Task prompt:
Repeat every record below exactly, but leave out any pictures.

---- Information given

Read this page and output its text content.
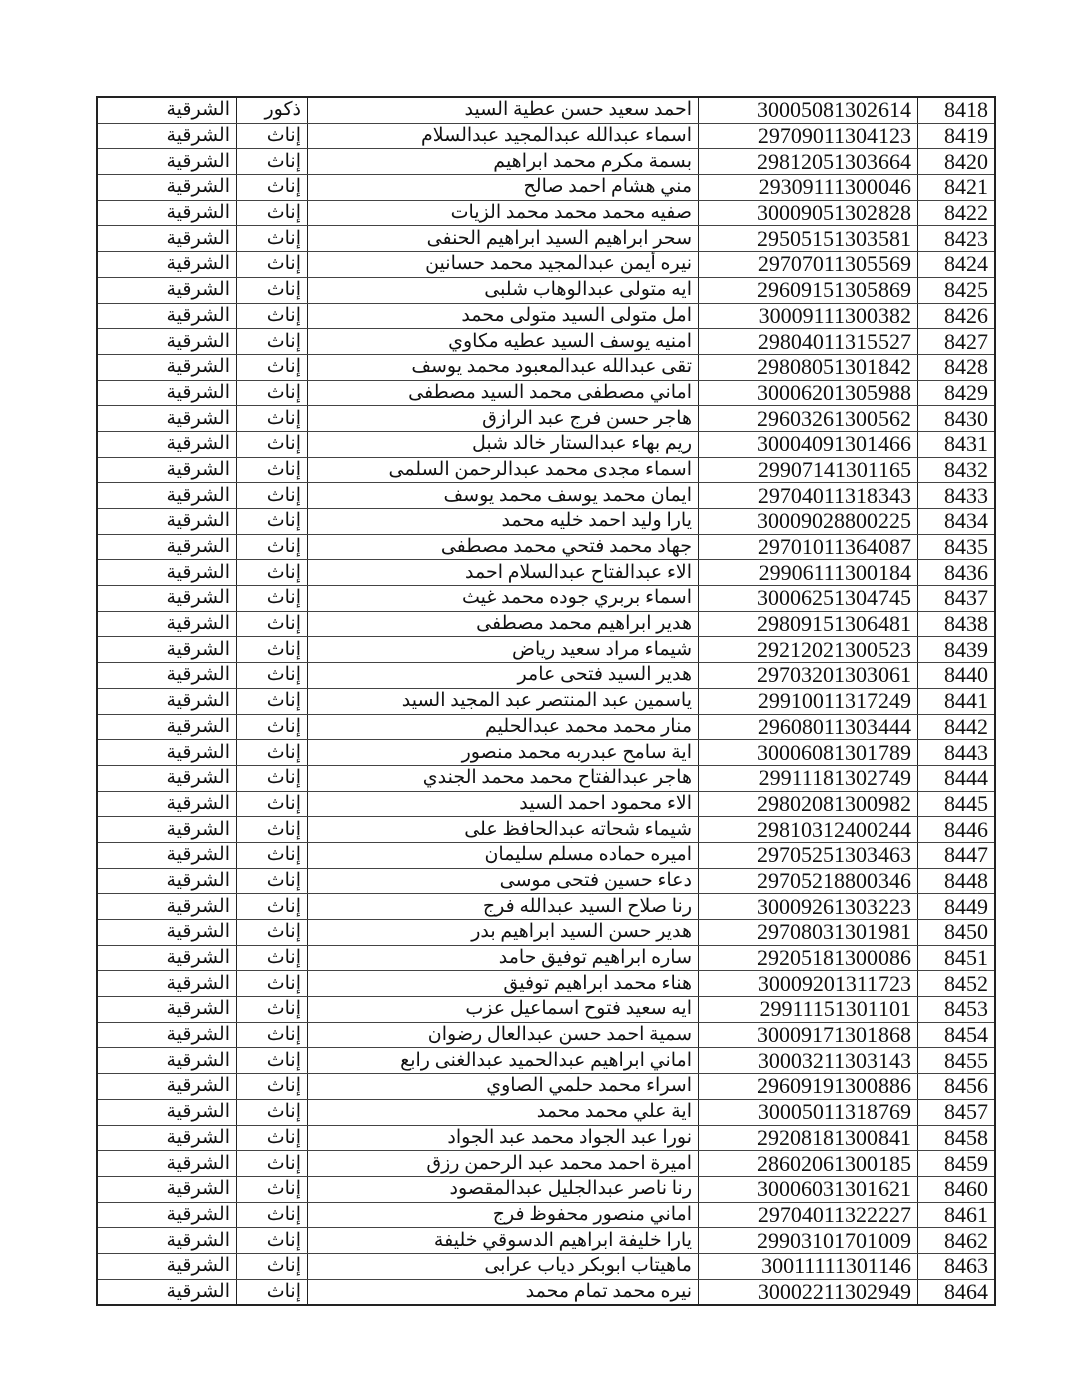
الشرقية	ذكور	احمد سعيد حسن عطية السيد	30005081302614	8418
الشرقية	إناث	اسماء عبدالله عبدالمجيد عبدالسلام	29709011304123	8419
الشرقية	إناث	بسمة مكرم محمد ابراهيم	29812051303664	8420
الشرقية	إناث	مني هشام احمد صالح	29309111300046	8421
الشرقية	إناث	صفيه محمد محمد محمد الزيات	30009051302828	8422
الشرقية	إناث	سحر ابراهيم السيد ابراهيم الحنفى	29505151303581	8423
الشرقية	إناث	نيره أيمن عبدالمجيد محمد حسانين	29707011305569	8424
الشرقية	إناث	ايه متولى عبدالوهاب شلبى	29609151305869	8425
الشرقية	إناث	امل متولى السيد متولى محمد	30009111300382	8426
الشرقية	إناث	امنيه يوسف السيد عطيه مكاوي	29804011315527	8427
الشرقية	إناث	تقى عبدالله عبدالمعبود محمد يوسف	29808051301842	8428
الشرقية	إناث	اماني مصطفى محمد السيد مصطفى	30006201305988	8429
الشرقية	إناث	هاجر حسن فرج عبد الرازق	29603261300562	8430
الشرقية	إناث	ريم بهاء عبدالستار خالد شبل	30004091301466	8431
الشرقية	إناث	اسماء مجدى محمد عبدالرحمن السلمى	29907141301165	8432
الشرقية	إناث	ايمان محمد يوسف محمد يوسف	29704011318343	8433
الشرقية	إناث	يارا وليد احمد خليه محمد	30009028800225	8434
الشرقية	إناث	جهاد محمد فتحي محمد مصطفى	29701011364087	8435
الشرقية	إناث	الاء عبدالفتاح عبدالسلام احمد	29906111300184	8436
الشرقية	إناث	اسماء بربري جوده محمد غيث	30006251304745	8437
الشرقية	إناث	هدير ابراهيم محمد مصطفى	29809151306481	8438
الشرقية	إناث	شيماء مراد سعيد رياض	29212021300523	8439
الشرقية	إناث	هدير السيد فتحى عامر	29703201303061	8440
الشرقية	إناث	ياسمين عبد المنتصر عبد المجيد السيد	29910011317249	8441
الشرقية	إناث	منار محمد محمد عبدالحليم	29608011303444	8442
الشرقية	إناث	اية سامح عبدربه محمد منصور	30006081301789	8443
الشرقية	إناث	هاجر عبدالفتاح محمد محمد الجندي	29911181302749	8444
الشرقية	إناث	الاء محمود احمد السيد	29802081300982	8445
الشرقية	إناث	شيماء شحاته عبدالحافظ على	29810312400244	8446
الشرقية	إناث	اميره حماده مسلم سليمان	29705251303463	8447
الشرقية	إناث	دعاء حسين فتحى موسى	29705218800346	8448
الشرقية	إناث	رنا صلاح السيد عبدالله فرج	30009261303223	8449
الشرقية	إناث	هدير حسن السيد ابراهيم بدر	29708031301981	8450
الشرقية	إناث	ساره ابراهيم توفيق حامد	29205181300086	8451
الشرقية	إناث	هناء محمد ابراهيم توفيق	30009201311723	8452
الشرقية	إناث	ايه سعيد فتوح اسماعيل عزب	29911151301101	8453
الشرقية	إناث	سمية احمد حسن عبدالعال رضوان	30009171301868	8454
الشرقية	إناث	اماني ابراهيم عبدالحميد عبدالغنى رابع	30003211303143	8455
الشرقية	إناث	اسراء محمد حلمي الصاوي	29609191300886	8456
الشرقية	إناث	اية علي محمد محمد	30005011318769	8457
الشرقية	إناث	نورا عبد الجواد محمد عبد الجواد	29208181300841	8458
الشرقية	إناث	اميرة احمد محمد عبد الرحمن رزق	28602061300185	8459
الشرقية	إناث	رنا ناصر عبدالجليل عبدالمقصود	30006031301621	8460
الشرقية	إناث	اماني منصور محفوظ فرج	29704011322227	8461
الشرقية	إناث	يارا خليفة ابراهيم الدسوقي خليفة	29903101701009	8462
الشرقية	إناث	ماهيتاب ابوبكر دياب عرابى	30011111301146	8463
الشرقية	إناث	نيره محمد تمام محمد	30002211302949	8464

--------

The response:
Read this page and output its text content.
الشرقية	ذكور	احمد سعيد حسن عطية السيد	30005081302614	8418
الشرقية	إناث	اسماء عبدالله عبدالمجيد عبدالسلام	29709011304123	8419
الشرقية	إناث	بسمة مكرم محمد ابراهيم	29812051303664	8420
الشرقية	إناث	مني هشام احمد صالح	29309111300046	8421
الشرقية	إناث	صفيه محمد محمد محمد الزيات	30009051302828	8422
الشرقية	إناث	سحر ابراهيم السيد ابراهيم الحنفى	29505151303581	8423
الشرقية	إناث	نيره أيمن عبدالمجيد محمد حسانين	29707011305569	8424
الشرقية	إناث	ايه متولى عبدالوهاب شلبى	29609151305869	8425
الشرقية	إناث	امل متولى السيد متولى محمد	30009111300382	8426
الشرقية	إناث	امنيه يوسف السيد عطيه مكاوي	29804011315527	8427
الشرقية	إناث	تقى عبدالله عبدالمعبود محمد يوسف	29808051301842	8428
الشرقية	إناث	اماني مصطفى محمد السيد مصطفى	30006201305988	8429
الشرقية	إناث	هاجر حسن فرج عبد الرازق	29603261300562	8430
الشرقية	إناث	ريم بهاء عبدالستار خالد شبل	30004091301466	8431
الشرقية	إناث	اسماء مجدى محمد عبدالرحمن السلمى	29907141301165	8432
الشرقية	إناث	ايمان محمد يوسف محمد يوسف	29704011318343	8433
الشرقية	إناث	يارا وليد احمد خليه محمد	30009028800225	8434
الشرقية	إناث	جهاد محمد فتحي محمد مصطفى	29701011364087	8435
الشرقية	إناث	الاء عبدالفتاح عبدالسلام احمد	29906111300184	8436
الشرقية	إناث	اسماء بربري جوده محمد غيث	30006251304745	8437
الشرقية	إناث	هدير ابراهيم محمد مصطفى	29809151306481	8438
الشرقية	إناث	شيماء مراد سعيد رياض	29212021300523	8439
الشرقية	إناث	هدير السيد فتحى عامر	29703201303061	8440
الشرقية	إناث	ياسمين عبد المنتصر عبد المجيد السيد	29910011317249	8441
الشرقية	إناث	منار محمد محمد عبدالحليم	29608011303444	8442
الشرقية	إناث	اية سامح عبدربه محمد منصور	30006081301789	8443
الشرقية	إناث	هاجر عبدالفتاح محمد محمد الجندي	29911181302749	8444
الشرقية	إناث	الاء محمود احمد السيد	29802081300982	8445
الشرقية	إناث	شيماء شحاته عبدالحافظ على	29810312400244	8446
الشرقية	إناث	اميره حماده مسلم سليمان	29705251303463	8447
الشرقية	إناث	دعاء حسين فتحى موسى	29705218800346	8448
الشرقية	إناث	رنا صلاح السيد عبدالله فرج	30009261303223	8449
الشرقية	إناث	هدير حسن السيد ابراهيم بدر	29708031301981	8450
الشرقية	إناث	ساره ابراهيم توفيق حامد	29205181300086	8451
الشرقية	إناث	هناء محمد ابراهيم توفيق	30009201311723	8452
الشرقية	إناث	ايه سعيد فتوح اسماعيل عزب	29911151301101	8453
الشرقية	إناث	سمية احمد حسن عبدالعال رضوان	30009171301868	8454
الشرقية	إناث	اماني ابراهيم عبدالحميد عبدالغنى رابع	30003211303143	8455
الشرقية	إناث	اسراء محمد حلمي الصاوي	29609191300886	8456
الشرقية	إناث	اية علي محمد محمد	30005011318769	8457
الشرقية	إناث	نورا عبد الجواد محمد عبد الجواد	29208181300841	8458
الشرقية	إناث	اميرة احمد محمد عبد الرحمن رزق	28602061300185	8459
الشرقية	إناث	رنا ناصر عبدالجليل عبدالمقصود	30006031301621	8460
الشرقية	إناث	اماني منصور محفوظ فرج	29704011322227	8461
الشرقية	إناث	يارا خليفة ابراهيم الدسوقي خليفة	29903101701009	8462
الشرقية	إناث	ماهيتاب ابوبكر دياب عرابى	30011111301146	8463
الشرقية	إناث	نيره محمد تمام محمد	30002211302949	8464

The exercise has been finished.